--- Problem ---
Extract the data exactly, missing nothing.

--- Extracted information ---
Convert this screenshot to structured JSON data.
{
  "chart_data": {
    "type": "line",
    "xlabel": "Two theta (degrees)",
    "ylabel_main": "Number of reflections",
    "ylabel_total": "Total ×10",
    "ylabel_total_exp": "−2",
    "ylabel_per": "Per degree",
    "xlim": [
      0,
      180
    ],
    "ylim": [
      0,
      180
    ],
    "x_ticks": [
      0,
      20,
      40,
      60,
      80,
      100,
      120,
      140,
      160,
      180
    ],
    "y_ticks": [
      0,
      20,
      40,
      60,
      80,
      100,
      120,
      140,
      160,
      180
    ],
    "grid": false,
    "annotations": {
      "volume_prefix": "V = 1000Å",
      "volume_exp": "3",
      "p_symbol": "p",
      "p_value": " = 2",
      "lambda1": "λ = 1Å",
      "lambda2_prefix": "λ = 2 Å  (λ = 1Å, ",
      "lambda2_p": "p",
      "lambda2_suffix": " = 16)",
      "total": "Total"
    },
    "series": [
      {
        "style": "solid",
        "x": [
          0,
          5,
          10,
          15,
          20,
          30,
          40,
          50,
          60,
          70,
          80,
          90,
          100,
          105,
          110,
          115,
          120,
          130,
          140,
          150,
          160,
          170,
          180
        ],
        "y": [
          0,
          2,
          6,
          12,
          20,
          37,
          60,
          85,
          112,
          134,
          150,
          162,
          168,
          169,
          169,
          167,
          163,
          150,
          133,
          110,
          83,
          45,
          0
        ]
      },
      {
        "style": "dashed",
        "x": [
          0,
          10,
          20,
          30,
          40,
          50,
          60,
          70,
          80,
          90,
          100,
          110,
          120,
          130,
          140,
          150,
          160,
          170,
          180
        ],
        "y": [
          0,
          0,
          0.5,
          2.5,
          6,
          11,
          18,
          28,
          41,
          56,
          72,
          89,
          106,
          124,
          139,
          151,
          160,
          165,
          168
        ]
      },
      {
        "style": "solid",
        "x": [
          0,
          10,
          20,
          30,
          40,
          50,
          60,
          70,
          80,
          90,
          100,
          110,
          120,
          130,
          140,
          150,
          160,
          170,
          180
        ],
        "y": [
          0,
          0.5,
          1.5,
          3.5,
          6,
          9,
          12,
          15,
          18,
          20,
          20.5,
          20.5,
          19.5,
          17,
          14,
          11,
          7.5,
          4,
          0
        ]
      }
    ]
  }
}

--- Result for this exercise ---
Convert this screenshot to structured JSON data.
{
  "chart_data": {
    "type": "line",
    "xlabel": "Two theta (degrees)",
    "ylabel_main": "Number of reflections",
    "ylabel_total": "Total ×10",
    "ylabel_total_exp": "−2",
    "ylabel_per": "Per degree",
    "xlim": [
      0,
      180
    ],
    "ylim": [
      0,
      180
    ],
    "x_ticks": [
      0,
      20,
      40,
      60,
      80,
      100,
      120,
      140,
      160,
      180
    ],
    "y_ticks": [
      0,
      20,
      40,
      60,
      80,
      100,
      120,
      140,
      160,
      180
    ],
    "grid": false,
    "annotations": {
      "volume_prefix": "V = 1000Å",
      "volume_exp": "3",
      "p_symbol": "p",
      "p_value": " = 2",
      "lambda1": "λ = 1Å",
      "lambda2_prefix": "λ = 2 Å  (λ = 1Å, ",
      "lambda2_p": "p",
      "lambda2_suffix": " = 16)",
      "total": "Total"
    },
    "series": [
      {
        "style": "solid",
        "x": [
          0,
          5,
          10,
          15,
          20,
          30,
          40,
          50,
          60,
          70,
          80,
          90,
          100,
          105,
          110,
          115,
          120,
          130,
          140,
          150,
          160,
          170,
          180
        ],
        "y": [
          0,
          2,
          6,
          12,
          20,
          37,
          60,
          85,
          112,
          134,
          150,
          162,
          168,
          169,
          169,
          167,
          163,
          150,
          133,
          110,
          83,
          45,
          0
        ]
      },
      {
        "style": "dashed",
        "x": [
          0,
          10,
          20,
          30,
          40,
          50,
          60,
          70,
          80,
          90,
          100,
          110,
          120,
          130,
          140,
          150,
          160,
          170,
          180
        ],
        "y": [
          0,
          0,
          0.5,
          2.5,
          6,
          11,
          18,
          28,
          41,
          56,
          72,
          89,
          106,
          124,
          139,
          151,
          160,
          165,
          168
        ]
      },
      {
        "style": "solid",
        "x": [
          0,
          10,
          20,
          30,
          40,
          50,
          60,
          70,
          80,
          90,
          100,
          110,
          120,
          130,
          140,
          150,
          160,
          170,
          180
        ],
        "y": [
          0,
          0.5,
          1.5,
          3.5,
          6,
          9,
          12,
          15,
          18,
          20,
          20.5,
          20.5,
          19.5,
          17,
          14,
          11,
          7.5,
          4,
          0
        ]
      }
    ]
  }
}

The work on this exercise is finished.